Reproduce the records below with every "marker" changed to "dot" and nothing else altered. Leave the pictures out of your answer.

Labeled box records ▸
══════════

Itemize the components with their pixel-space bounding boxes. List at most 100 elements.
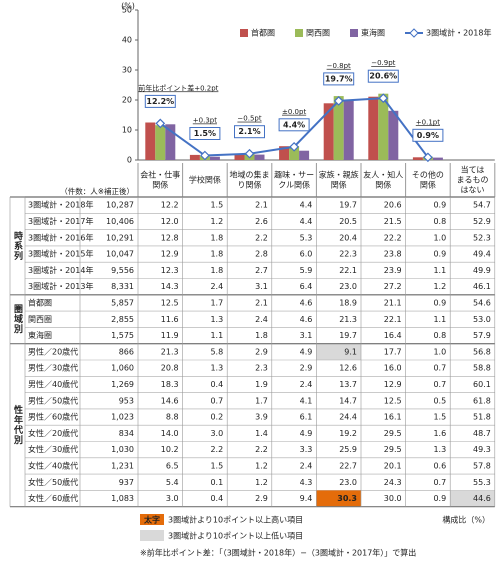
bar: [155, 125, 166, 160]
row-n: 834: [119, 429, 134, 438]
cell: 60.1: [473, 380, 491, 389]
cell: 12.5: [384, 396, 402, 405]
cell: 8.8: [166, 413, 179, 422]
cell: 5.8: [210, 347, 223, 356]
cell: 3.0: [210, 429, 223, 438]
cell: 0.8: [433, 217, 446, 226]
cell: 6.4: [300, 282, 313, 291]
cell: 6.1: [300, 413, 313, 422]
cell: 1.2: [433, 282, 446, 291]
y-axis-label: (%): [121, 2, 135, 11]
row-label: 女性／30歳代: [28, 444, 78, 454]
cell: 3.1: [300, 331, 313, 340]
bar: [279, 146, 290, 160]
bar: [165, 124, 176, 160]
cell: 20.8: [161, 364, 179, 373]
column-header: はない: [461, 186, 485, 195]
cell: 2.2: [210, 445, 223, 454]
cell: 24.4: [339, 413, 357, 422]
cell: 21.3: [339, 315, 357, 324]
cell: 0.5: [433, 396, 446, 405]
row-n: 10,047: [106, 250, 134, 259]
cell: 1.0: [433, 233, 446, 242]
cell: 56.8: [473, 347, 491, 356]
cell: 30.0: [384, 494, 402, 503]
row-n: 10,406: [106, 217, 134, 226]
cell: 22.3: [339, 250, 357, 259]
cell: 49.9: [473, 266, 491, 275]
row-label: 3圏域計・2015年: [28, 249, 93, 259]
cell: 14.7: [339, 396, 357, 405]
cell: 49.3: [473, 445, 491, 454]
cell: 2.8: [255, 250, 268, 259]
n-header: （件数：人※補正後）: [60, 186, 134, 196]
row-label: 3圏域計・2018年: [28, 200, 93, 210]
value-label-box: [189, 127, 221, 140]
cell: 23.8: [384, 250, 402, 259]
row-n: 1,060: [111, 364, 134, 373]
row-label: 3圏域計・2014年: [28, 265, 93, 275]
cell: 20.6: [384, 201, 402, 210]
column-header: 関係: [152, 181, 168, 190]
row-n: 866: [119, 347, 134, 356]
bar: [234, 153, 245, 160]
cell: 1.2: [255, 461, 268, 470]
cell: 0.1: [210, 478, 223, 487]
value-label: 4.4%: [283, 120, 305, 129]
cell: 21.5: [384, 217, 402, 226]
cell: 16.0: [384, 364, 402, 373]
bar: [299, 150, 310, 160]
cell: 21.1: [384, 298, 402, 307]
annotation: −0.8pt: [327, 62, 351, 70]
cell: 0.4: [210, 380, 223, 389]
cell: 19.7: [339, 201, 357, 210]
annotation: −0.5pt: [237, 115, 261, 123]
bar: [289, 146, 300, 160]
cell: 0.7: [433, 380, 446, 389]
value-label-box: [144, 94, 176, 108]
bar: [189, 154, 200, 160]
value-label-box: [323, 72, 355, 86]
cell: 10.2: [161, 445, 179, 454]
cell: 49.4: [473, 250, 491, 259]
cell: 16.1: [384, 413, 402, 422]
cell: 61.8: [473, 396, 491, 405]
unit-note: 構成比（%）: [442, 515, 490, 525]
low-swatch: [140, 530, 164, 541]
cell: 12.0: [161, 217, 179, 226]
cell: 3.3: [300, 445, 313, 454]
y-tick-label: 0: [127, 156, 132, 165]
row-label: 関西圏: [28, 315, 52, 324]
cell: 12.9: [161, 250, 179, 259]
cell: 25.9: [339, 445, 357, 454]
column-header: 趣味・サー: [274, 170, 314, 180]
low-note: 3圏域計より10ポイント以上低い項目: [168, 531, 303, 541]
cell: 2.4: [300, 461, 313, 470]
row-label: 男性／40歳代: [28, 379, 78, 389]
cell: 1.1: [210, 331, 223, 340]
cell: 27.2: [384, 282, 402, 291]
annotation: +0.3pt: [193, 117, 217, 125]
cell: 2.1: [255, 298, 268, 307]
row-n: 10,291: [106, 233, 134, 242]
y-tick-label: 20: [122, 96, 132, 105]
cell: 2.2: [255, 233, 268, 242]
row-label: 男性／60歳代: [28, 412, 78, 422]
column-header: 関係: [375, 181, 391, 190]
cell: 1.1: [433, 315, 446, 324]
annotation: +0.1pt: [416, 118, 440, 126]
bar: [209, 156, 220, 160]
marker: [289, 141, 299, 152]
marker: [423, 152, 433, 163]
bar: [378, 93, 389, 160]
row-label: 女性／60歳代: [28, 493, 78, 503]
y-tick-label: 40: [122, 36, 132, 45]
y-tick-label: 50: [122, 6, 132, 15]
cell: 12.8: [161, 233, 179, 242]
cell: 53.0: [473, 315, 491, 324]
cell: 22.1: [384, 315, 402, 324]
value-label: 20.6%: [369, 72, 397, 81]
cell: 19.2: [339, 429, 357, 438]
bar: [368, 96, 379, 160]
marker: [244, 148, 255, 159]
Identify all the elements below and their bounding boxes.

══════════

Correct answer ▸
Itemize the components with their pixel-space bounding boxes. List at most 100 elements.
bar: [155, 125, 166, 160]
row-n: 834: [119, 429, 134, 438]
cell: 60.1: [473, 380, 491, 389]
cell: 12.5: [384, 396, 402, 405]
cell: 8.8: [166, 413, 179, 422]
cell: 5.8: [210, 347, 223, 356]
cell: 3.0: [210, 429, 223, 438]
cell: 0.8: [433, 217, 446, 226]
cell: 6.4: [300, 282, 313, 291]
cell: 6.1: [300, 413, 313, 422]
cell: 1.2: [433, 282, 446, 291]
y-axis-label: (%): [121, 2, 135, 11]
row-label: 女性／30歳代: [28, 444, 78, 454]
cell: 3.1: [300, 331, 313, 340]
bar: [279, 146, 290, 160]
bar: [165, 124, 176, 160]
cell: 20.8: [161, 364, 179, 373]
column-header: はない: [461, 186, 485, 195]
cell: 2.2: [210, 445, 223, 454]
cell: 24.4: [339, 413, 357, 422]
cell: 21.3: [339, 315, 357, 324]
cell: 0.5: [433, 396, 446, 405]
row-n: 10,047: [106, 250, 134, 259]
cell: 1.0: [433, 233, 446, 242]
cell: 56.8: [473, 347, 491, 356]
cell: 30.0: [384, 494, 402, 503]
row-n: 10,406: [106, 217, 134, 226]
cell: 22.3: [339, 250, 357, 259]
cell: 49.9: [473, 266, 491, 275]
row-label: 3圏域計・2015年: [28, 249, 93, 259]
cell: 14.7: [339, 396, 357, 405]
cell: 49.3: [473, 445, 491, 454]
cell: 2.8: [255, 250, 268, 259]
n-header: （件数：人※補正後）: [60, 186, 134, 196]
row-label: 3圏域計・2018年: [28, 200, 93, 210]
value-label-box: [189, 127, 221, 140]
cell: 23.8: [384, 250, 402, 259]
row-n: 1,060: [111, 364, 134, 373]
row-label: 3圏域計・2014年: [28, 265, 93, 275]
cell: 20.6: [384, 201, 402, 210]
column-header: 関係: [152, 181, 168, 190]
row-n: 866: [119, 347, 134, 356]
bar: [234, 153, 245, 160]
cell: 1.2: [255, 461, 268, 470]
cell: 0.1: [210, 478, 223, 487]
value-label: 4.4%: [283, 120, 305, 129]
cell: 21.5: [384, 217, 402, 226]
cell: 16.0: [384, 364, 402, 373]
bar: [299, 150, 310, 160]
cell: 21.1: [384, 298, 402, 307]
annotation: −0.8pt: [327, 62, 351, 70]
cell: 0.4: [210, 380, 223, 389]
cell: 19.7: [339, 201, 357, 210]
annotation: −0.5pt: [237, 115, 261, 123]
bar: [289, 146, 300, 160]
cell: 0.7: [433, 380, 446, 389]
value-label-box: [144, 94, 176, 108]
bar: [189, 154, 200, 160]
value-label-box: [323, 72, 355, 86]
cell: 10.2: [161, 445, 179, 454]
cell: 49.4: [473, 250, 491, 259]
cell: 16.1: [384, 413, 402, 422]
cell: 61.8: [473, 396, 491, 405]
unit-note: 構成比（%）: [442, 515, 490, 525]
low-swatch: [140, 530, 164, 541]
cell: 12.0: [161, 217, 179, 226]
cell: 3.3: [300, 445, 313, 454]
y-tick-label: 0: [127, 156, 132, 165]
row-label: 関西圏: [28, 315, 52, 324]
cell: 12.9: [161, 250, 179, 259]
cell: 25.9: [339, 445, 357, 454]
column-header: 趣味・サー: [274, 170, 314, 180]
low-note: 3圏域計より10ポイント以上低い項目: [168, 531, 303, 541]
cell: 2.4: [300, 461, 313, 470]
row-label: 男性／40歳代: [28, 379, 78, 389]
cell: 1.1: [210, 331, 223, 340]
cell: 27.2: [384, 282, 402, 291]
annotation: +0.3pt: [193, 117, 217, 125]
cell: 2.1: [255, 298, 268, 307]
row-n: 10,291: [106, 233, 134, 242]
y-tick-label: 20: [122, 96, 132, 105]
cell: 2.2: [255, 233, 268, 242]
row-label: 男性／60歳代: [28, 412, 78, 422]
column-header: 関係: [375, 181, 391, 190]
cell: 1.1: [433, 315, 446, 324]
annotation: +0.1pt: [416, 118, 440, 126]
bar: [209, 156, 220, 160]
dot: [289, 141, 299, 152]
dot: [423, 152, 433, 163]
bar: [378, 93, 389, 160]
row-label: 女性／60歳代: [28, 493, 78, 503]
y-tick-label: 40: [122, 36, 132, 45]
y-tick-label: 50: [122, 6, 132, 15]
cell: 12.8: [161, 233, 179, 242]
cell: 53.0: [473, 315, 491, 324]
cell: 22.1: [384, 315, 402, 324]
value-label: 20.6%: [369, 72, 397, 81]
cell: 19.2: [339, 429, 357, 438]
bar: [368, 96, 379, 160]
dot: [244, 148, 255, 159]
Identify all the elements below and their bounding boxes.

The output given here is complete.